[Collected data entries]
----

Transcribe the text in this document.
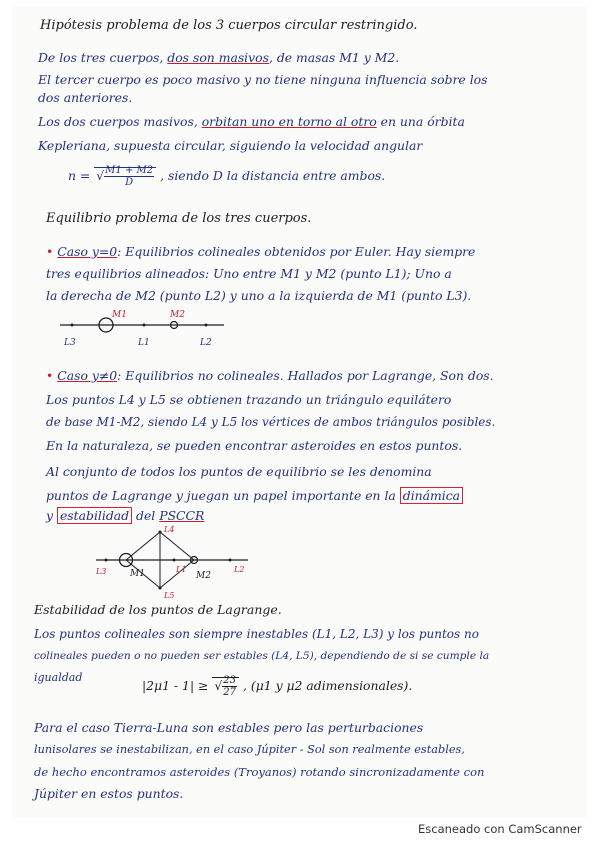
Hipótesis problema de los 3 cuerpos circular restringido.
De los tres cuerpos, dos son masivos, de masas M1 y M2.
El tercer cuerpo es poco masivo y no tiene ninguna influencia sobre los
dos anteriores.
Los dos cuerpos masivos, orbitan uno en torno al otro en una órbita
Kepleriana, supuesta circular, siguiendo la velocidad angular
n = √ $\frac{M1 + M2}{D}$ , siendo D la distancia entre ambos.
Equilibrio problema de los tres cuerpos.
• Caso y=0: Equilibrios colineales obtenidos por Euler. Hay siempre
tres equilibrios alineados: Uno entre M1 y M2 (punto L1); Uno a
la derecha de M2 (punto L2) y uno a la izquierda de M1 (punto L3).
M1	M2
L3	L1	L2
• Caso y≠0: Equilibrios no colineales. Hallados por Lagrange, Son dos.
Los puntos L4 y L5 se obtienen trazando un triángulo equilátero
de base M1-M2, siendo L4 y L5 los vértices de ambos triángulos posibles.
En la naturaleza, se pueden encontrar asteroides en estos puntos.
Al conjunto de todos los puntos de equilibrio se les denomina
puntos de Lagrange y juegan un papel importante en la dinámica
y estabilidad del PSCCR
L4
L5
L3	M1	L1
M2
L2
Estabilidad de los puntos de Lagrange.
Los puntos colineales son siempre inestables (L1, L2, L3) y los puntos no
colineales pueden o no pueden ser estables (L4, L5), dependiendo de si se cumple la
igualdad
|2μ1 - 1| ≥ √ $\frac{23}{27}$ , (μ1 y μ2 adimensionales).
Para el caso Tierra-Luna son estables pero las perturbaciones
lunisolares se inestabilizan, en el caso Júpiter - Sol son realmente estables,
de hecho encontramos asteroides (Troyanos) rotando sincronizadamente con
Júpiter en estos puntos.
Escaneado con CamScanner
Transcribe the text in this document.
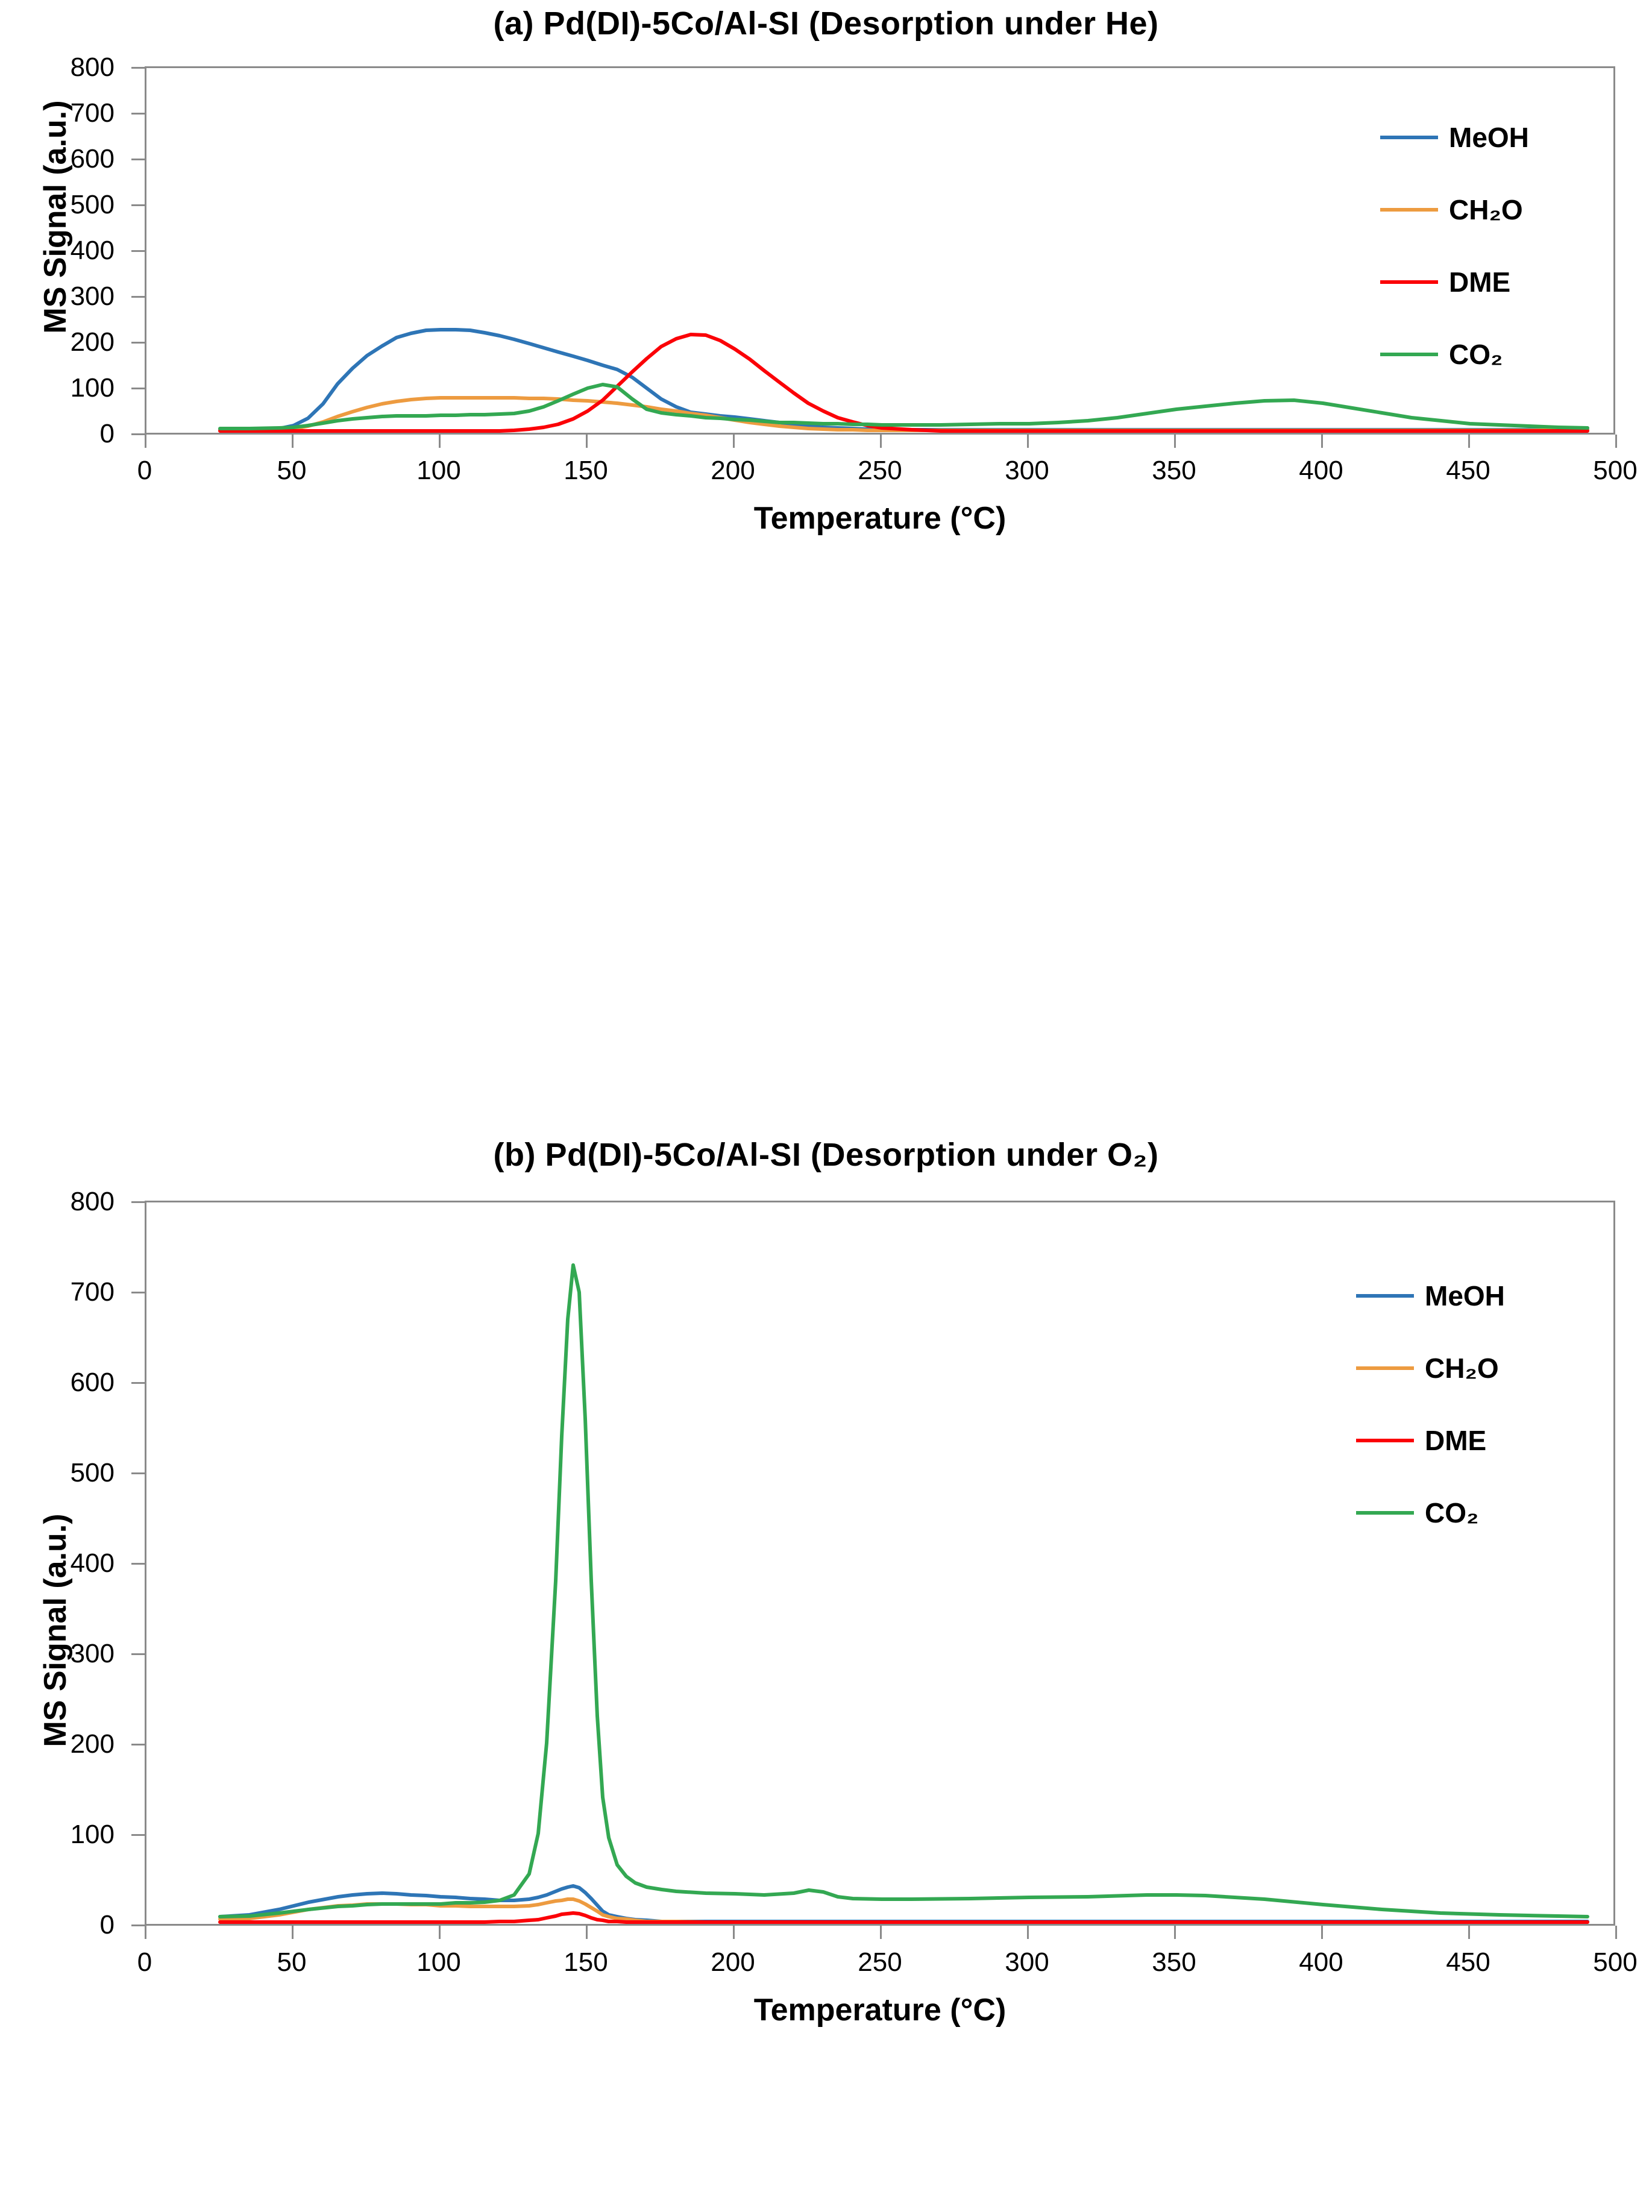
(a) Pd(DI)-5Co/Al-SI (Desorption under He)
MS Signal (a.u.)
800
700
600
500
400
300
200
100
0
0	50	100	150	200	250	300	350	400	450	500
Temperature (°C)
MeOH
CH₂O
DME
CO₂
(b) Pd(DI)-5Co/Al-SI (Desorption under O₂)
MS Signal (a.u.)
800
700
600
500
400
300
200
100
0
0	50	100	150	200	250	300	350	400	450	500
Temperature (°C)
MeOH
CH₂O
DME
CO₂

----

# Work to be completed
Every record must be copied exactly, with images dropped from the result.

# Correct answer
Transcribe the text in this document.
Hipótesis problema de los 3 cuerpos circular restringido.
De los tres cuerpos, dos son masivos, de masas M1 y M2.
El tercer cuerpo es poco masivo y no tiene ninguna influencia sobre los
dos anteriores.
Los dos cuerpos masivos, orbitan uno en torno al otro en una órbita
Kepleriana, supuesta circular, siguiendo la velocidad angular
n = √ $\frac{M1 + M2}{D}$ , siendo D la distancia entre ambos.
Equilibrio problema de los tres cuerpos.
• Caso y=0: Equilibrios colineales obtenidos por Euler. Hay siempre
tres equilibrios alineados: Uno entre M1 y M2 (punto L1); Uno a
la derecha de M2 (punto L2) y uno a la izquierda de M1 (punto L3).
M1	M2
L3	L1	L2
• Caso y≠0: Equilibrios no colineales. Hallados por Lagrange, Son dos.
Los puntos L4 y L5 se obtienen trazando un triángulo equilátero
de base M1-M2, siendo L4 y L5 los vértices de ambos triángulos posibles.
En la naturaleza, se pueden encontrar asteroides en estos puntos.
Al conjunto de todos los puntos de equilibrio se les denomina
puntos de Lagrange y juegan un papel importante en la dinámica
y estabilidad del PSCCR
L4
L5
L3	M1	L1
M2
L2
Estabilidad de los puntos de Lagrange.
Los puntos colineales son siempre inestables (L1, L2, L3) y los puntos no
colineales pueden o no pueden ser estables (L4, L5), dependiendo de si se cumple la
igualdad
|2μ1 - 1| ≥ √ $\frac{23}{27}$ , (μ1 y μ2 adimensionales).
Para el caso Tierra-Luna son estables pero las perturbaciones
lunisolares se inestabilizan, en el caso Júpiter - Sol son realmente estables,
de hecho encontramos asteroides (Troyanos) rotando sincronizadamente con
Júpiter en estos puntos.
Escaneado con CamScanner
Transcribe the text in this document.
(a) Pd(DI)-5Co/Al-SI (Desorption under He)
MS Signal (a.u.)
800
700
600
500
400
300
200
100
0
0	50	100	150	200	250	300	350	400	450	500
Temperature (°C)
MeOH
CH₂O
DME
CO₂
(b) Pd(DI)-5Co/Al-SI (Desorption under O₂)
MS Signal (a.u.)
800
700
600
500
400
300
200
100
0
0	50	100	150	200	250	300	350	400	450	500
Temperature (°C)
MeOH
CH₂O
DME
CO₂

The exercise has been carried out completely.